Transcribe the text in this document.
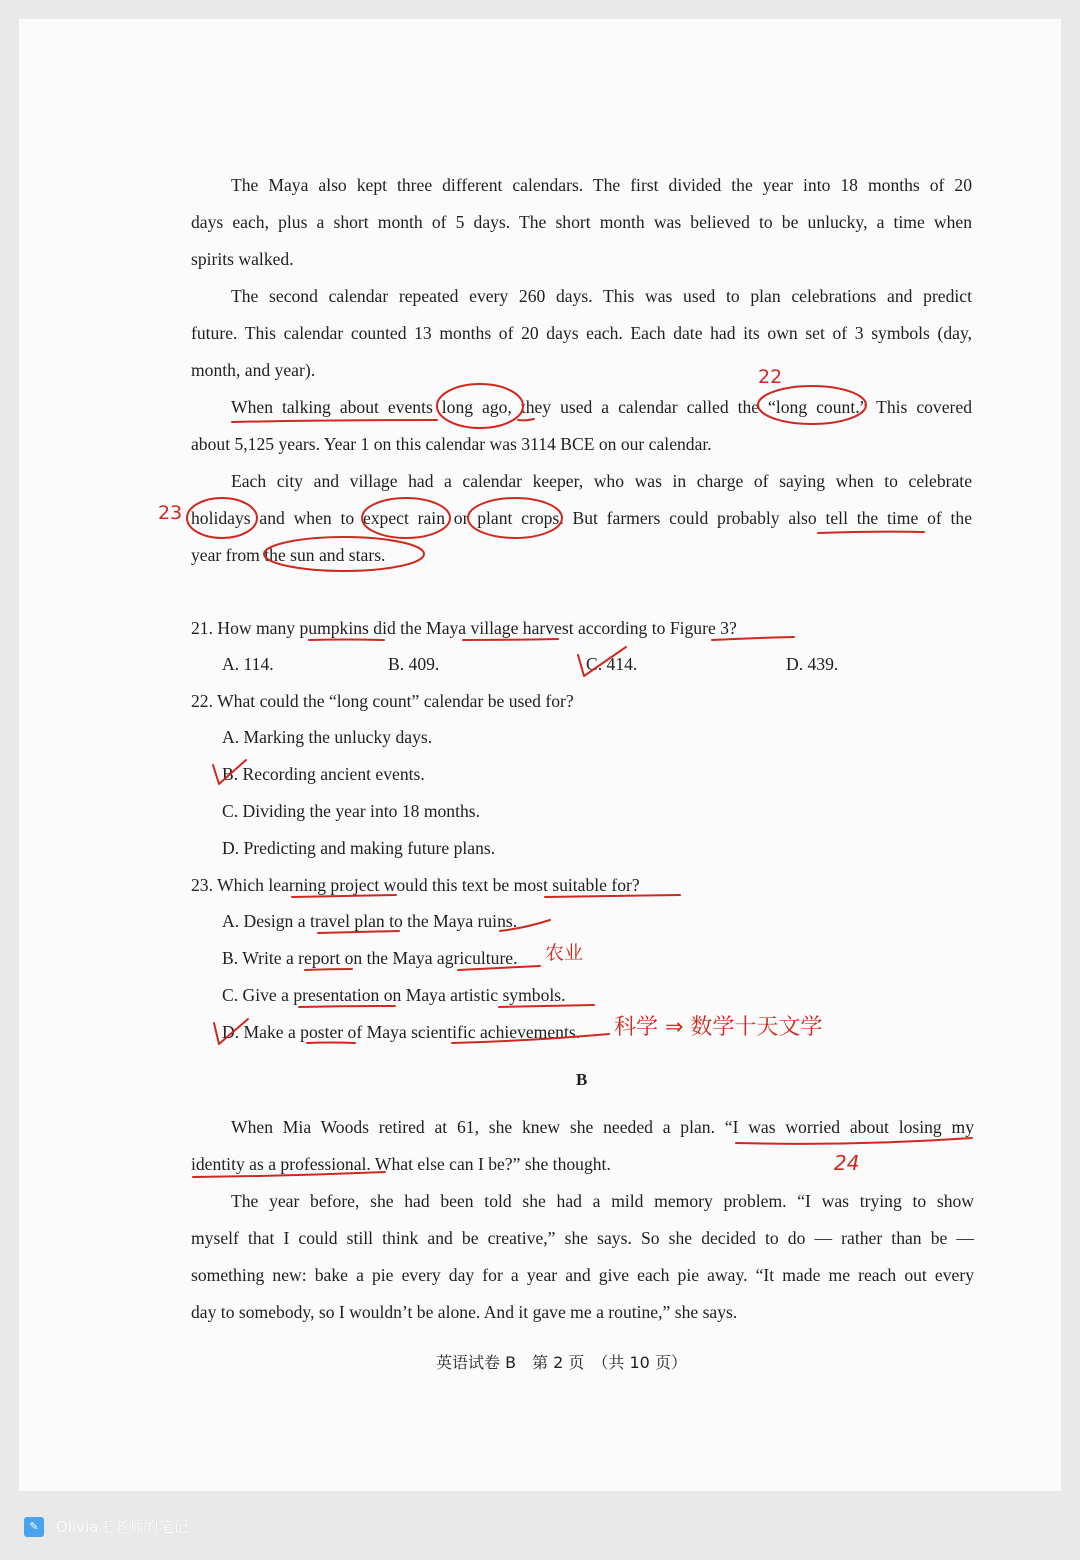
The Maya also kept three different calendars. The first divided the year into 18 months of 20

days each, plus a short month of 5 days. The short month was believed to be unlucky, a time when

spirits walked.

The second calendar repeated every 260 days. This was used to plan celebrations and predict

future. This calendar counted 13 months of 20 days each. Each date had its own set of 3 symbols (day,

month, and year).

When talking about events long ago, they used a calendar called the “long count.” This covered

about 5,125 years. Year 1 on this calendar was 3114 BCE on our calendar.

Each city and village had a calendar keeper, who was in charge of saying when to celebrate

holidays and when to expect rain or plant crops. But farmers could probably also tell the time of the

year from the sun and stars.

21. How many pumpkins did the Maya village harvest according to Figure 3?

A. 114.	B. 409.	C. 414.	D. 439.

22. What could the “long count” calendar be used for?

A. Marking the unlucky days.

B. Recording ancient events.

C. Dividing the year into 18 months.

D. Predicting and making future plans.

23. Which learning project would this text be most suitable for?

A. Design a travel plan to the Maya ruins.

B. Write a report on the Maya agriculture.

C. Give a presentation on Maya artistic symbols.

D. Make a poster of Maya scientific achievements.

B

When Mia Woods retired at 61, she knew she needed a plan. “I was worried about losing my

identity as a professional. What else can I be?” she thought.

The year before, she had been told she had a mild memory problem. “I was trying to show

myself that I could still think and be creative,” she says. So she decided to do — rather than be —

something new: bake a pie every day for a year and give each pie away. “It made me reach out every

day to somebody, so I wouldn’t be alone. And it gave me a routine,” she says.

英语试卷 B　第 2 页　（共 10 页）

22
23
24
农业
科学 ⇒ 数学十天文学
✎	Olivia王老师的笔记
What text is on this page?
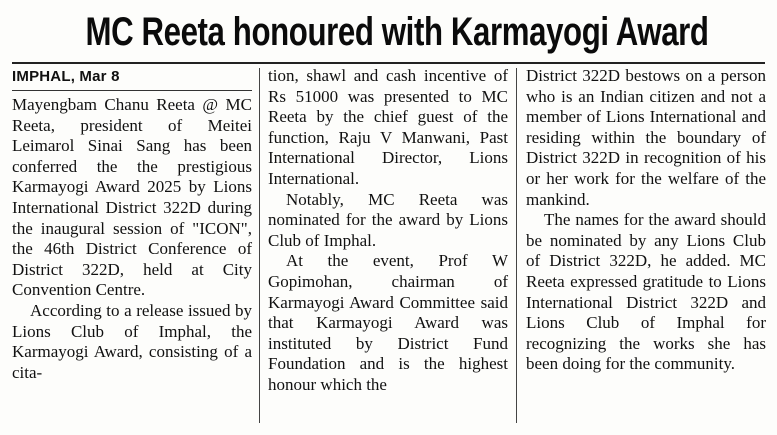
MC Reeta honoured with Karmayogi Award
IMPHAL, Mar 8

Mayengbam Chanu Reeta @ MC Reeta, president of Meitei Leimarol Sinai Sang has been conferred the the prestigious Karmayogi Award 2025 by Lions International District 322D during the inaugural session of "ICON", the 46th District Conference of District 322D, held at City Convention Centre.

According to a release issued by Lions Club of Imphal, the Karmayogi Award, consisting of a cita-

tion, shawl and cash incentive of Rs 51000 was presented to MC Reeta by the chief guest of the function, Raju V Manwani, Past International Director, Lions International.

Notably, MC Reeta was nominated for the award by Lions Club of Imphal.

At the event, Prof W Gopimohan, chairman of Karmayogi Award Committee said that Karmayogi Award was instituted by District Fund Foundation and is the highest honour which the

District 322D bestows on a person who is an Indian citizen and not a member of Lions International and residing within the boundary of District 322D in recognition of his or her work for the welfare of the mankind.

The names for the award should be nominated by any Lions Club of District 322D, he added. MC Reeta expressed gratitude to Lions International District 322D and Lions Club of Imphal for recognizing the works she has been doing for the community.
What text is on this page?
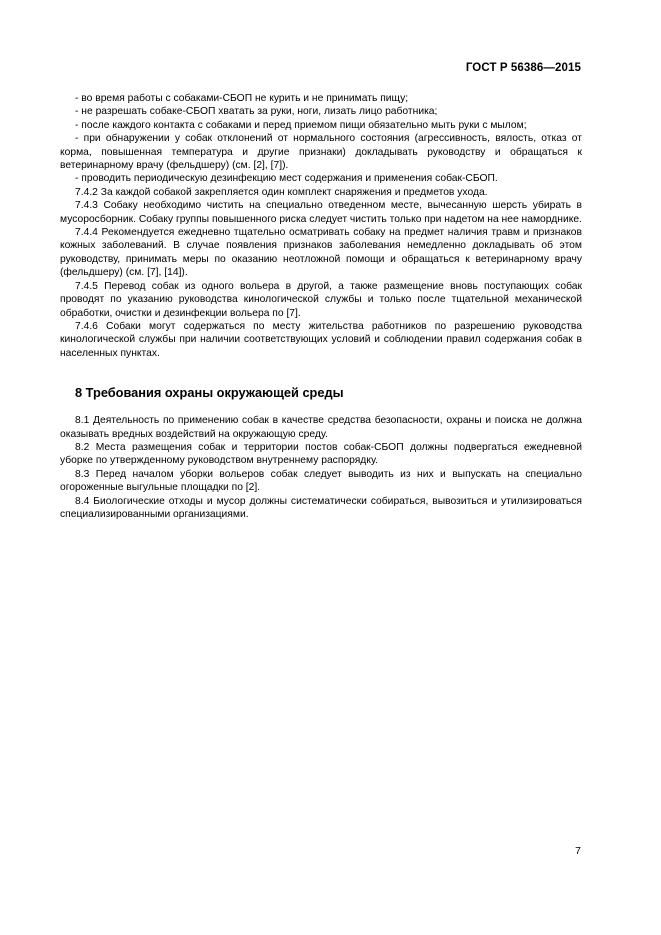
ГОСТ Р 56386—2015

- во время работы с собаками-СБОП не курить и не принимать пищу;

- не разрешать собаке-СБОП хватать за руки, ноги, лизать лицо работника;

- после каждого контакта с собаками и перед приемом пищи обязательно мыть руки с мылом;

- при обнаружении у собак отклонений от нормального состояния (агрессивность, вялость, отказ от корма, повышенная температура и другие признаки) докладывать руководству и обращаться к ветеринарному врачу (фельдшеру) (см. [2], [7]).

- проводить периодическую дезинфекцию мест содержания и применения собак-СБОП.

7.4.2 За каждой собакой закрепляется один комплект снаряжения и предметов ухода.

7.4.3 Собаку необходимо чистить на специально отведенном месте, вычесанную шерсть убирать в мусоросборник. Собаку группы повышенного риска следует чистить только при надетом на нее наморднике.

7.4.4 Рекомендуется ежедневно тщательно осматривать собаку на предмет наличия травм и признаков кожных заболеваний. В случае появления признаков заболевания немедленно докладывать об этом руководству, принимать меры по оказанию неотложной помощи и обращаться к ветеринарному врачу (фельдшеру) (см. [7], [14]).

7.4.5 Перевод собак из одного вольера в другой, а также размещение вновь поступающих собак проводят по указанию руководства кинологической службы и только после тщательной механической обработки, очистки и дезинфекции вольера по [7].

7.4.6 Собаки могут содержаться по месту жительства работников по разрешению руководства кинологической службы при наличии соответствующих условий и соблюдении правил содержания собак в населенных пунктах.

8 Требования охраны окружающей среды

8.1 Деятельность по применению собак в качестве средства безопасности, охраны и поиска не должна оказывать вредных воздействий на окружающую среду.

8.2 Места размещения собак и территории постов собак-СБОП должны подвергаться ежедневной уборке по утвержденному руководством внутреннему распорядку.

8.3 Перед началом уборки вольеров собак следует выводить из них и выпускать на специально огороженные выгульные площадки по [2].

8.4 Биологические отходы и мусор должны систематически собираться, вывозиться и утилизироваться специализированными организациями.

7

• _TASK INSTRUCTIONS_:
Which lines hold the word "специально"? Show each one.

• _CORRECT RESPONSE_:
7.4.3 Собаку необходимо чистить на специально отведенном месте, вычесанную шерсть убирать в мусоросборник. Собаку группы повышенного риска следует чистить только при надетом на нее наморднике.
8.3 Перед началом уборки вольеров собак следует выводить из них и выпускать на специально огороженные выгульные площадки по [2].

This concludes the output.